Consigne:
Répondez à ces questions sur l'extrait :
1. De quel montant est le pot-de-vin qu'Alexeï Oulioukaïev est accusé d'avoir reçu ?
2. Depuis quelle année est-il ministre ?
3. En quelle année Vladimir Poutine est-il arrivé au pouvoir ?

Alexeï Oulioukaïev a été inculpé mardi pour "extorsion de pots-de-vin". (photo AFP)

Le ministre russe de l’Économie Alexeï Oulioukaïev, l’un des membres les plus en vue du gouvernement, a été arrêté de manière spectaculaire en pleine nuit par les services secrets, accusé d’avoir reçu un pot-de-vin de 2 millions de dollars.

Alexeï Oulioukaïev a été inculpé mardi pour « extorsion de pots-de-vin » quelques heures après son arrestation en pleine nuit par des agents des services secrets, a annoncé mardi le Comité d’enquête russe. Selon les enquêteurs, M. Oulioukaïev, 60 ans et ministre depuis 2013, a « exigé de la direction de Rosneft » un pot-de-vin de deux millions de dollars en échange de son feu vert pour l’acquisition par le géant pétrolier semi-public russe Rosneft du pétrolier Bachneft, appartenant à l’Etat.

Si les Russes sont familiers des arrestations médiatisées de hauts fonctionnaires, élus ou cadres policiers pour corruption, il s’agit du plus haut responsable russe placé en arrestation pour de telles accusations depuis l’arrivée au pouvoir en 2000 de Vladimir Poutine.

Mardi, presse et observateurs cherchaient à déterminer si la chute annoncée mardi par le Comité d’enquête russe d’Oulioukaïev, 60 ans et au gouvernement depuis trois ans, était le résultat d’une simple affaire de corruption ou un règlement de comptes entre clans du Kremlin.

Données:
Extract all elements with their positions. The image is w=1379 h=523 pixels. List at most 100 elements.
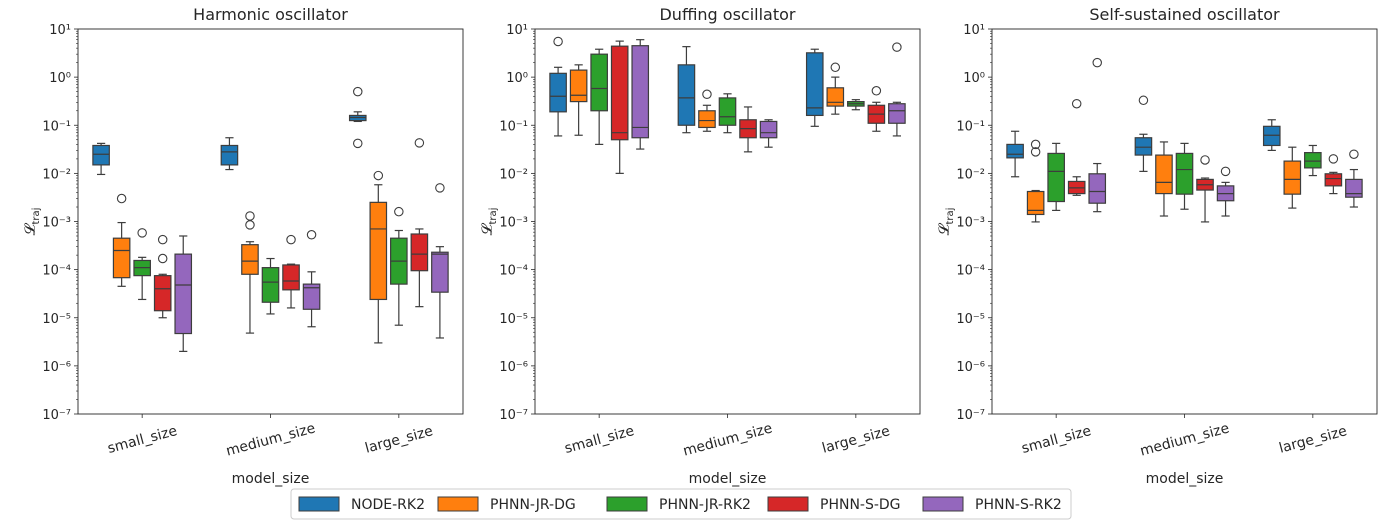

Corrigé:
1. Deux millions de dollars.
2. 2013.
3. 2000.